### YOUR OBJECTIVE
Only the pictures stay out; every record is to be quoted exactly.
+-------+
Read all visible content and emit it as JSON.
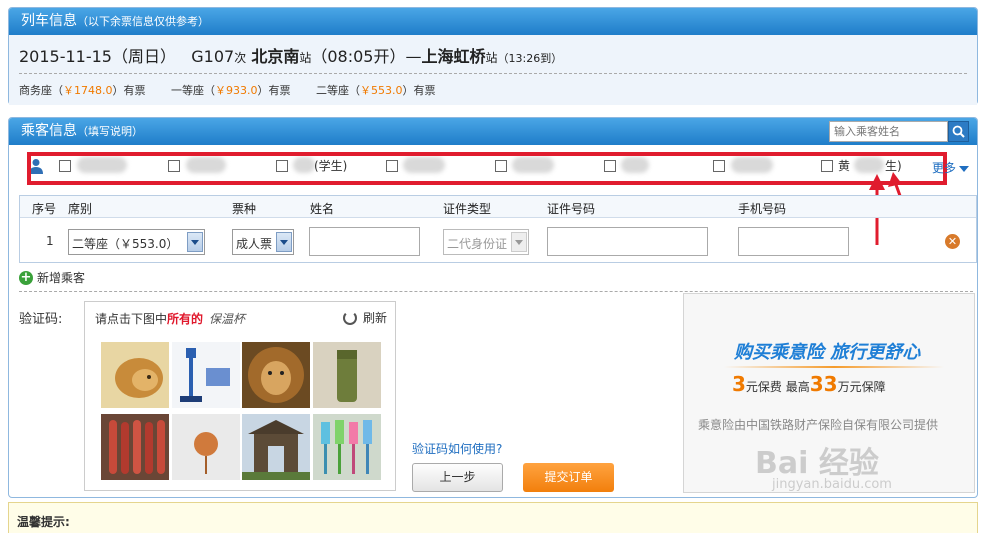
{
  "train": {
    "header": "列车信息",
    "header_note": "（以下余票信息仅供参考）",
    "date": "2015-11-15（周日）",
    "train_no": "G107",
    "train_suffix": "次",
    "from": "北京南",
    "from_suffix": "站",
    "depart": "（08:05开）—",
    "to": "上海虹桥",
    "to_suffix": "站",
    "arrive": "（13:26到）",
    "seats": [
      {
        "name": "商务座（",
        "price": "￥1748.0",
        "status": "）有票"
      },
      {
        "name": "一等座（",
        "price": "￥933.0",
        "status": "）有票"
      },
      {
        "name": "二等座（",
        "price": "￥553.0",
        "status": "）有票"
      }
    ]
  },
  "passenger": {
    "header": "乘客信息",
    "header_note": "（填写说明）",
    "search_placeholder": "输入乘客姓名",
    "list": [
      {
        "label": ""
      },
      {
        "label": ""
      },
      {
        "label": "(学生)"
      },
      {
        "label": ""
      },
      {
        "label": ""
      },
      {
        "label": ""
      },
      {
        "label": ""
      },
      {
        "label": "黄"
      }
    ],
    "last_suffix": "生)",
    "more": "更多",
    "columns": [
      "序号",
      "席别",
      "票种",
      "姓名",
      "证件类型",
      "证件号码",
      "手机号码"
    ],
    "row": {
      "index": "1",
      "seat": "二等座（￥553.0）",
      "ticket_type": "成人票",
      "name": "",
      "id_type": "二代身份证",
      "id_no": "",
      "phone": ""
    },
    "add": "新增乘客"
  },
  "captcha": {
    "label": "验证码:",
    "prompt_prefix": "请点击下图中",
    "prompt_strong": "所有的",
    "prompt_target": "保温杯",
    "refresh": "刷新",
    "howto": "验证码如何使用?"
  },
  "actions": {
    "prev": "上一步",
    "submit": "提交订单"
  },
  "ad": {
    "line1": "购买乘意险  旅行更舒心",
    "num1": "3",
    "txt1": "元保费  最高",
    "num2": "33",
    "txt2": "万元保障",
    "line3": "乘意险由中国铁路财产保险自保有限公司提供"
  },
  "tips": {
    "title": "温馨提示:"
  },
  "watermark": {
    "text": "Bai 经验",
    "url": "jingyan.baidu.com"
  }
}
+-------+
### THE OUTPUT
Read all visible content and emit it as JSON.
{
  "train": {
    "header": "列车信息",
    "header_note": "（以下余票信息仅供参考）",
    "date": "2015-11-15（周日）",
    "train_no": "G107",
    "train_suffix": "次",
    "from": "北京南",
    "from_suffix": "站",
    "depart": "（08:05开）—",
    "to": "上海虹桥",
    "to_suffix": "站",
    "arrive": "（13:26到）",
    "seats": [
      {
        "name": "商务座（",
        "price": "￥1748.0",
        "status": "）有票"
      },
      {
        "name": "一等座（",
        "price": "￥933.0",
        "status": "）有票"
      },
      {
        "name": "二等座（",
        "price": "￥553.0",
        "status": "）有票"
      }
    ]
  },
  "passenger": {
    "header": "乘客信息",
    "header_note": "（填写说明）",
    "search_placeholder": "输入乘客姓名",
    "list": [
      {
        "label": ""
      },
      {
        "label": ""
      },
      {
        "label": "(学生)"
      },
      {
        "label": ""
      },
      {
        "label": ""
      },
      {
        "label": ""
      },
      {
        "label": ""
      },
      {
        "label": "黄"
      }
    ],
    "last_suffix": "生)",
    "more": "更多",
    "columns": [
      "序号",
      "席别",
      "票种",
      "姓名",
      "证件类型",
      "证件号码",
      "手机号码"
    ],
    "row": {
      "index": "1",
      "seat": "二等座（￥553.0）",
      "ticket_type": "成人票",
      "name": "",
      "id_type": "二代身份证",
      "id_no": "",
      "phone": ""
    },
    "add": "新增乘客"
  },
  "captcha": {
    "label": "验证码:",
    "prompt_prefix": "请点击下图中",
    "prompt_strong": "所有的",
    "prompt_target": "保温杯",
    "refresh": "刷新",
    "howto": "验证码如何使用?"
  },
  "actions": {
    "prev": "上一步",
    "submit": "提交订单"
  },
  "ad": {
    "line1": "购买乘意险  旅行更舒心",
    "num1": "3",
    "txt1": "元保费  最高",
    "num2": "33",
    "txt2": "万元保障",
    "line3": "乘意险由中国铁路财产保险自保有限公司提供"
  },
  "tips": {
    "title": "温馨提示:"
  },
  "watermark": {
    "text": "Bai 经验",
    "url": "jingyan.baidu.com"
  }
}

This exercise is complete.